Exercise:
Pull every line containing "Attila" out of the material below.

+++ Stored data

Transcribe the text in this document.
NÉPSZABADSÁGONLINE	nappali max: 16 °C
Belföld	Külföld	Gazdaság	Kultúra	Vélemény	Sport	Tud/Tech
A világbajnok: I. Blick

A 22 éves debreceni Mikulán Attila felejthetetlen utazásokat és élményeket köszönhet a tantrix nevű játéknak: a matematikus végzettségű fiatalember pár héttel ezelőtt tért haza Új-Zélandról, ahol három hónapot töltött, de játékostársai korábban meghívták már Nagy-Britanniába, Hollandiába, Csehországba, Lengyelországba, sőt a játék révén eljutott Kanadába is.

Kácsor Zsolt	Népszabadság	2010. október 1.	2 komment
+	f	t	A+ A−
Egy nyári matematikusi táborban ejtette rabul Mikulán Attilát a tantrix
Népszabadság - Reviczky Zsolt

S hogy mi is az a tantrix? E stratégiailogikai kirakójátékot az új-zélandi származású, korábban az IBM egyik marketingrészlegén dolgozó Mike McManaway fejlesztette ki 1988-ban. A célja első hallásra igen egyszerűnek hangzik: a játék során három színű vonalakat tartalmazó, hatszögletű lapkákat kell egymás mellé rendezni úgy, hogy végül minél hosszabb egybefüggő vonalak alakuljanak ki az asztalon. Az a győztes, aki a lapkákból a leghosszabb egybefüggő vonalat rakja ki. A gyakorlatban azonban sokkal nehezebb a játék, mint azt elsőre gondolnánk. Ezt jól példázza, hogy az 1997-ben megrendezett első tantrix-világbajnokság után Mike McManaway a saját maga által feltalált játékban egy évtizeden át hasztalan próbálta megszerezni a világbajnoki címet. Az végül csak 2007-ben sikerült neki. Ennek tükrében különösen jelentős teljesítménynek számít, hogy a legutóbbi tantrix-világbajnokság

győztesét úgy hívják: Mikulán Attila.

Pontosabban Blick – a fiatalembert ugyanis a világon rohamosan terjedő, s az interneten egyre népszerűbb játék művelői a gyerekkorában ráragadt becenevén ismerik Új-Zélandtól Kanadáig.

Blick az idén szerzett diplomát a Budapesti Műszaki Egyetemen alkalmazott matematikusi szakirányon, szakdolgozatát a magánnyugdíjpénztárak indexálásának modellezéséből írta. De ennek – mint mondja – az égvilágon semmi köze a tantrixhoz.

++++++

Correct result:
A 22 éves debreceni Mikulán Attila felejthetetlen utazásokat és élményeket köszönhet a tantrix nevű játéknak: a matematikus végzettségű fiatalember pár héttel ezelőtt tért haza Új-Zélandról, ahol három hónapot töltött, de játékostársai korábban meghívták már Nagy-Britanniába, Hollandiába, Csehországba, Lengyelországba, sőt a játék révén eljutott Kanadába is.
győztesét úgy hívják: Mikulán Attila.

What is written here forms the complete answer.